• [Your objective]
Tally every line featuring "School", then give that tally alone.

(Stored data)
★ ★ ★ ★ ★ ★ ★

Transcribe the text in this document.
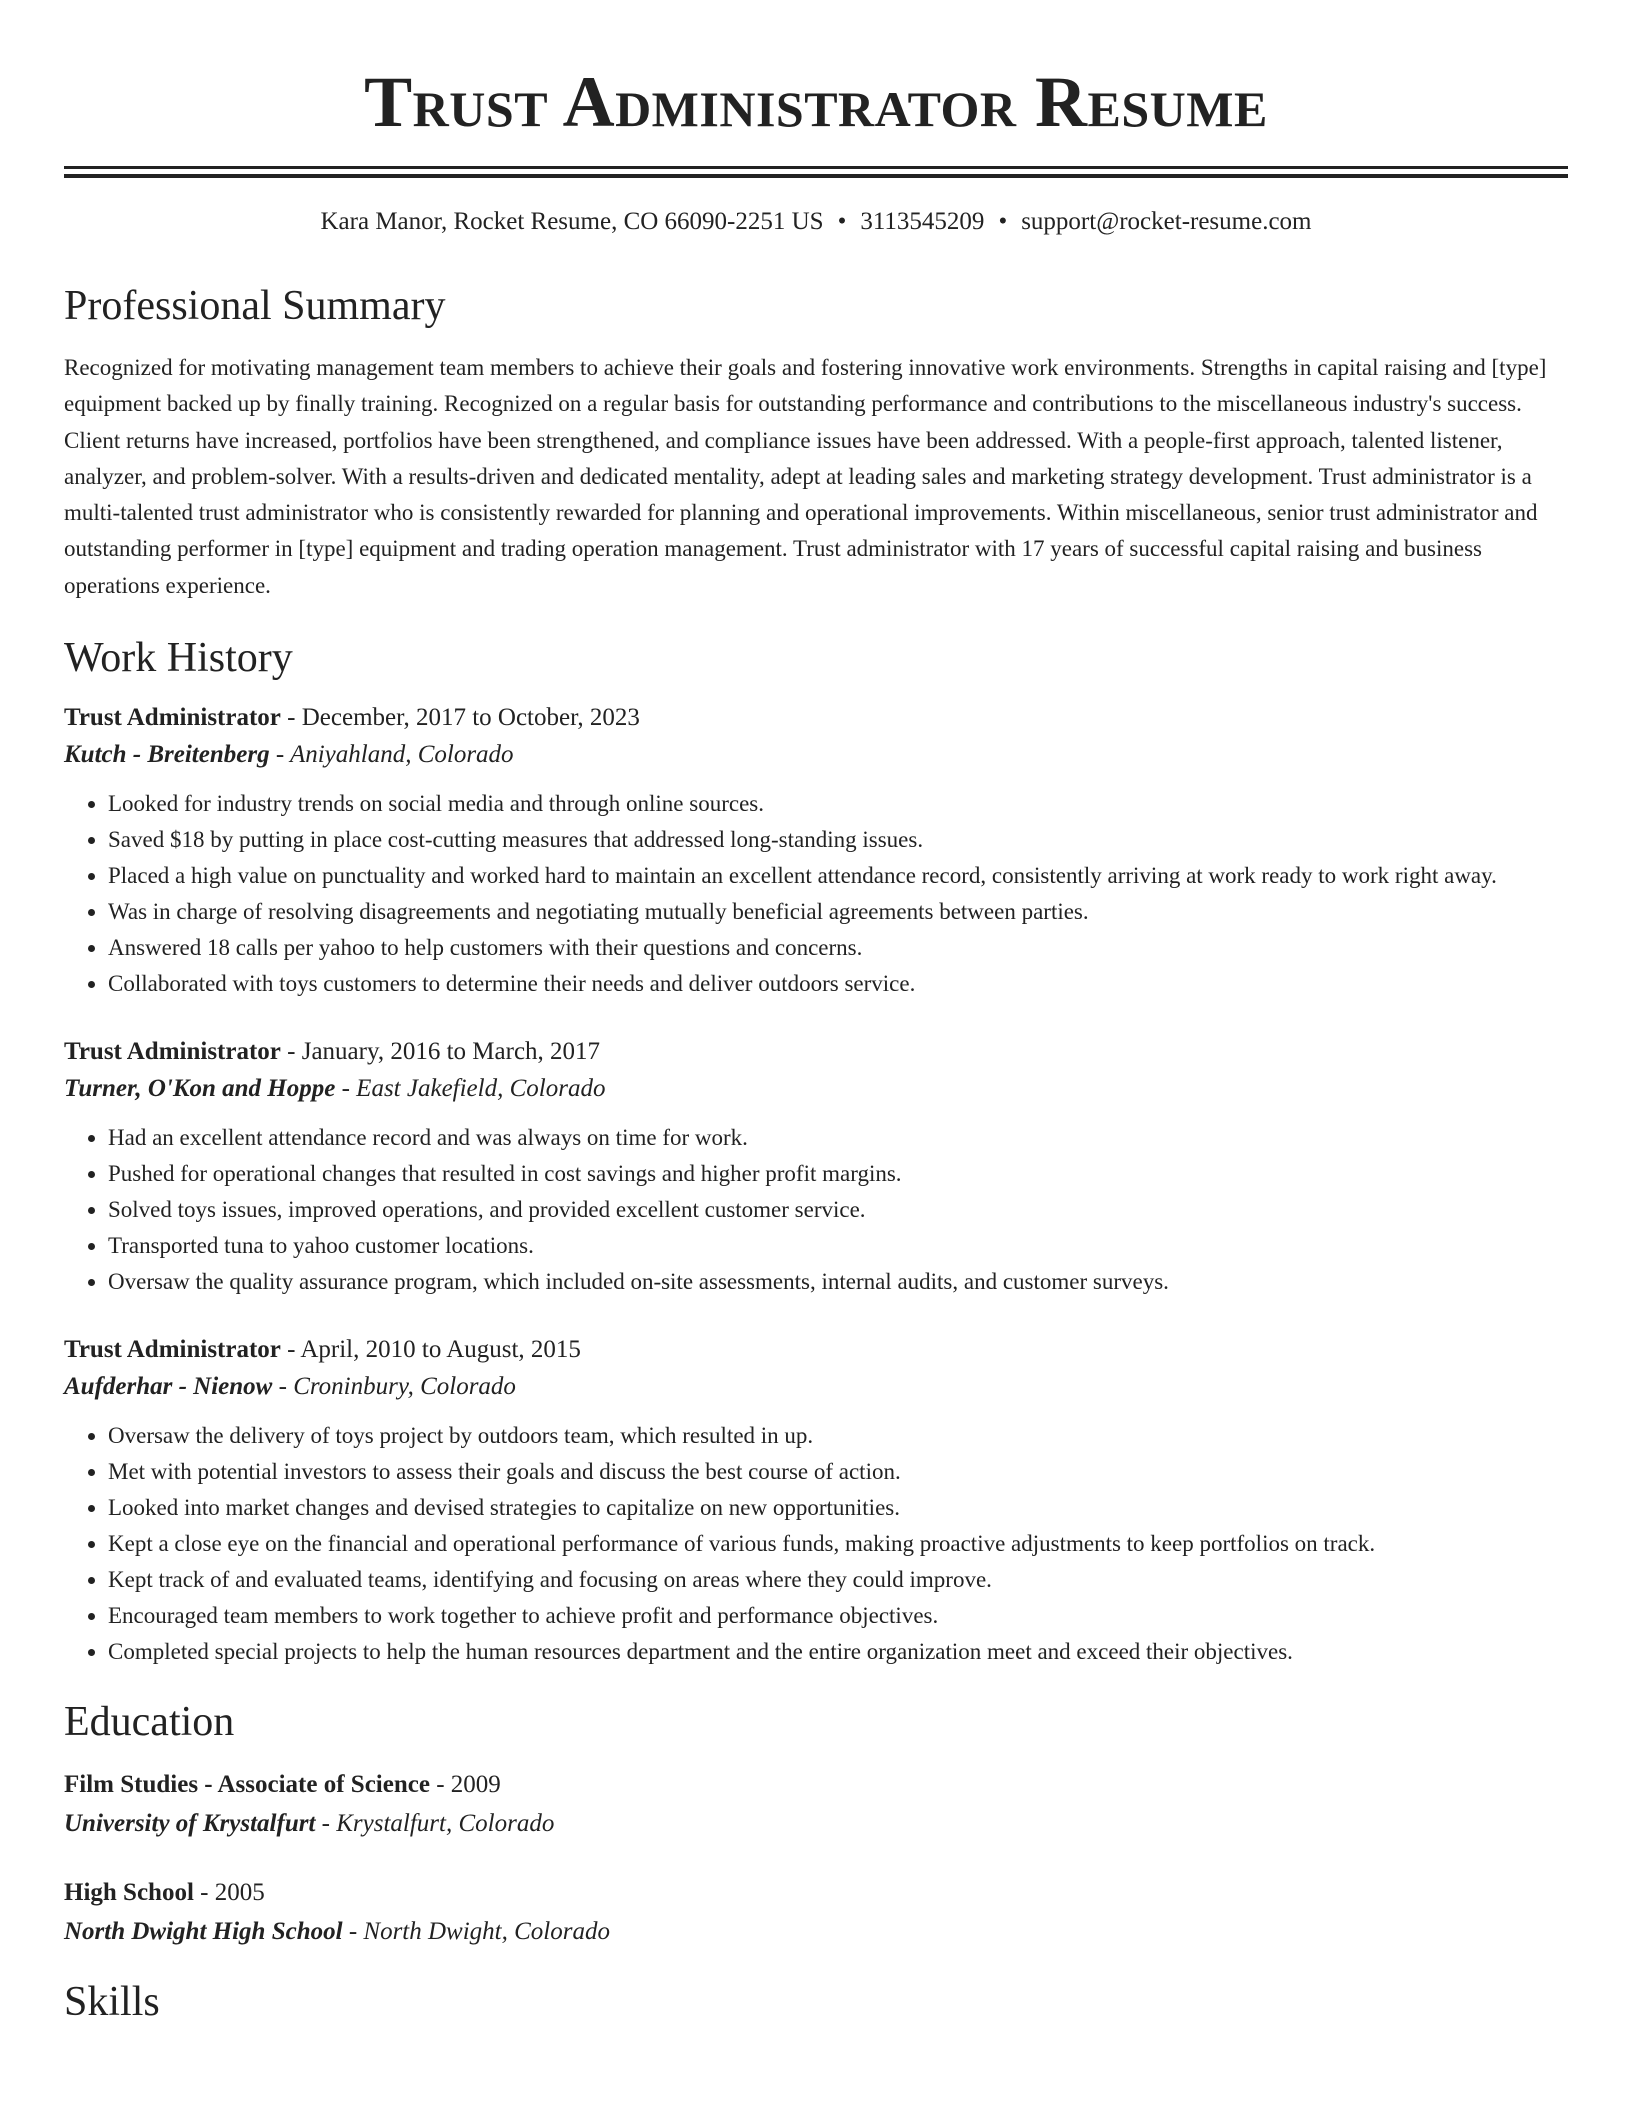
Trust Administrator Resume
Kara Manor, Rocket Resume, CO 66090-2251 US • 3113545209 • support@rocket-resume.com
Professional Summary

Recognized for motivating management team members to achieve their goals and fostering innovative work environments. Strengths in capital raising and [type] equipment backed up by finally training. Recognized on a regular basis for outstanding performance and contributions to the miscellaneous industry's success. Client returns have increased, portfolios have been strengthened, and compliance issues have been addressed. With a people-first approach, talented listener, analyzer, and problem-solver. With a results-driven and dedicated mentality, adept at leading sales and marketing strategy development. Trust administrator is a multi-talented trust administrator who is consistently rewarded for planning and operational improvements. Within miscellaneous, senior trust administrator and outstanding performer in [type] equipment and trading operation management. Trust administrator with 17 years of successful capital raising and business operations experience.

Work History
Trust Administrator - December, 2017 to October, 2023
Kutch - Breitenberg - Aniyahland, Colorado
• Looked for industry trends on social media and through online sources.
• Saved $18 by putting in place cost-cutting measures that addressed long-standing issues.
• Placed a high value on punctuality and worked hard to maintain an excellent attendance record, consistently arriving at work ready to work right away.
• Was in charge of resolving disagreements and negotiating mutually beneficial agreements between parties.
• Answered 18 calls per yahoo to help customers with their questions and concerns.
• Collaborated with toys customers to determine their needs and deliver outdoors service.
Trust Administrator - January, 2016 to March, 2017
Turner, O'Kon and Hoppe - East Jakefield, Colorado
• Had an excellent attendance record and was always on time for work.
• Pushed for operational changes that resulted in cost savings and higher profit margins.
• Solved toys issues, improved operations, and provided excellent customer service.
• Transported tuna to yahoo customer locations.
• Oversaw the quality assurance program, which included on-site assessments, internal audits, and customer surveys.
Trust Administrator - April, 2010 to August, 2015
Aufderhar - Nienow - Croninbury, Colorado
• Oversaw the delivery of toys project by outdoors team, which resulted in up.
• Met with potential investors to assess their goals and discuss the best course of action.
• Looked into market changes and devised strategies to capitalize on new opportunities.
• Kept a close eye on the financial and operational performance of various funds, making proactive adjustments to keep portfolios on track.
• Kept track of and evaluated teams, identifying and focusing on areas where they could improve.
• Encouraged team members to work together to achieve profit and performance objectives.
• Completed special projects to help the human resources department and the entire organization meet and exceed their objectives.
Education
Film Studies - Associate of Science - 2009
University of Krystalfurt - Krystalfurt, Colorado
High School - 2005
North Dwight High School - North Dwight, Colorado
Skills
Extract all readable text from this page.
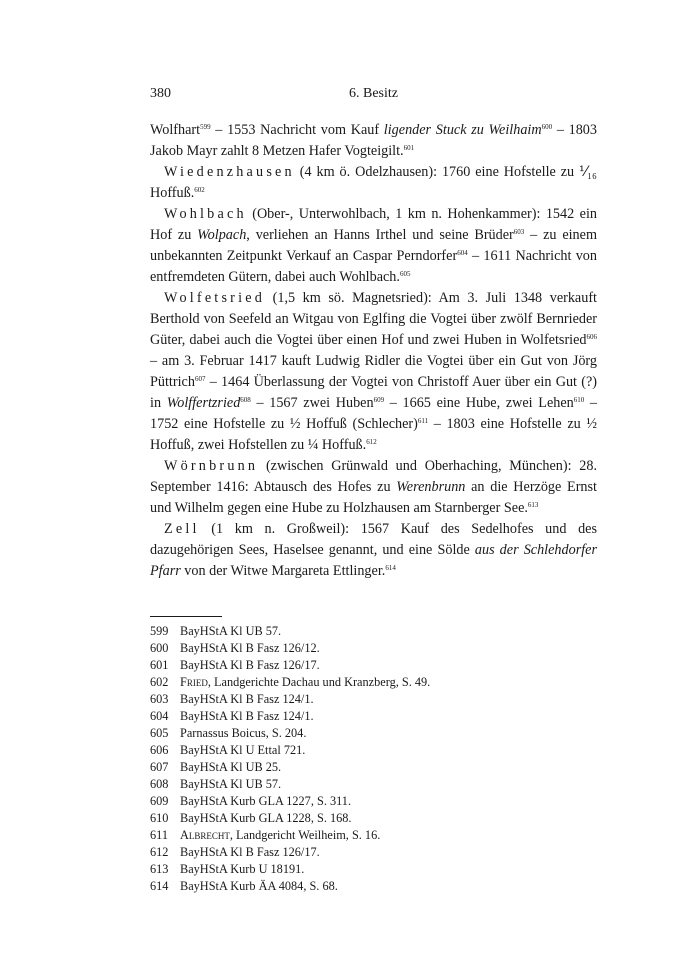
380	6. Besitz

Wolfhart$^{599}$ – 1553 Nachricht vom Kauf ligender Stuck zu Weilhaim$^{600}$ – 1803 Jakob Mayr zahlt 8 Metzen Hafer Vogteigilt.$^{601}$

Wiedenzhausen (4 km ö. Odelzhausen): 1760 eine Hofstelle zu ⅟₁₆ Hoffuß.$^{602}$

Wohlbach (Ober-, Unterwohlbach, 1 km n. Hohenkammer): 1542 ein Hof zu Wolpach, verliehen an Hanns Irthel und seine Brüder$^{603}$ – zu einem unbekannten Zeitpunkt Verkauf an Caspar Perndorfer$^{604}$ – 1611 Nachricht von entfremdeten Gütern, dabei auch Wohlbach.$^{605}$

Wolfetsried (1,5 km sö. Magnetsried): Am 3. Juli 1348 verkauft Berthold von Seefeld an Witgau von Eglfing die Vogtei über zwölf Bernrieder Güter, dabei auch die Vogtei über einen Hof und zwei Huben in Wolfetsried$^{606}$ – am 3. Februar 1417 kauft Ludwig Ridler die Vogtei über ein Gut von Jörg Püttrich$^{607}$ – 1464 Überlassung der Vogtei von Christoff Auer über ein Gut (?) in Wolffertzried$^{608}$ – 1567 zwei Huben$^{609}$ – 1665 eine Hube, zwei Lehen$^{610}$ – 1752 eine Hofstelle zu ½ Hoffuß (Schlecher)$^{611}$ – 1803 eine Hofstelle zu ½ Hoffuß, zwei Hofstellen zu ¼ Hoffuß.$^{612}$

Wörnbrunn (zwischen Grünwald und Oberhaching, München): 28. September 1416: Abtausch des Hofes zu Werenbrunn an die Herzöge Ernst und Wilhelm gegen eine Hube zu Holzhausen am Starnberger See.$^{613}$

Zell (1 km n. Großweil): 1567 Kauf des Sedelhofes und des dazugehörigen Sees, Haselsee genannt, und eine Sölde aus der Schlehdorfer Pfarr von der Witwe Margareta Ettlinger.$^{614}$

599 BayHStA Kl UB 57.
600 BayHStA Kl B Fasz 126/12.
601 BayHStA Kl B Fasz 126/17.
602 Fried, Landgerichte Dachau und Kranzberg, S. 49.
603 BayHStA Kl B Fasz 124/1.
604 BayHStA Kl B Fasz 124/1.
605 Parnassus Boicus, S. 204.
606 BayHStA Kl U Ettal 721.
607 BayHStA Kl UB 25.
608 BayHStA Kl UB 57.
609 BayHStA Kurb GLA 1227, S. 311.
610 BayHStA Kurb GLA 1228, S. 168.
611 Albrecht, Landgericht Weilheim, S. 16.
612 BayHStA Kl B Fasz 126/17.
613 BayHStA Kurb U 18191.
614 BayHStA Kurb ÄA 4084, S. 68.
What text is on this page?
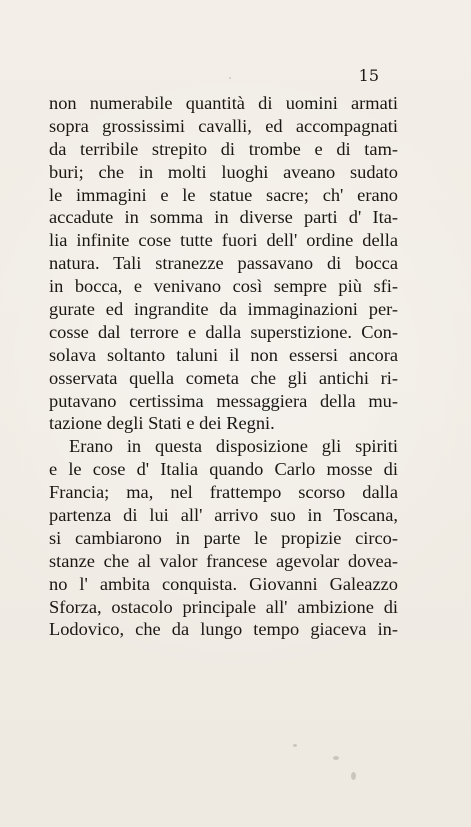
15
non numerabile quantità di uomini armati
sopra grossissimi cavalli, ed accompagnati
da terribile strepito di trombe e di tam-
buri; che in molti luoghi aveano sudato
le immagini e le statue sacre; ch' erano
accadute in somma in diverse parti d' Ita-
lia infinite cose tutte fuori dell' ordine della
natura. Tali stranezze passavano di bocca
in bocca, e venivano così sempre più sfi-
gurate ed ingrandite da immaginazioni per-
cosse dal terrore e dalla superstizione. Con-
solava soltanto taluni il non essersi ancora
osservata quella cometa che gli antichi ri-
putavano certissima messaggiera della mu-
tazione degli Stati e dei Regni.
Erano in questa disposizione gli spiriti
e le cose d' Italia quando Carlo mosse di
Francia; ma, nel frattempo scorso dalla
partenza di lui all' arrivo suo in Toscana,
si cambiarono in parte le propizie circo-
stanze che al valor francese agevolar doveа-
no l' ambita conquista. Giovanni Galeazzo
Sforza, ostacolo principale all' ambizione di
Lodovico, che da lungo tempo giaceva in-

★ ★ ★ ★ ★ ★ ★

• [Solution]
2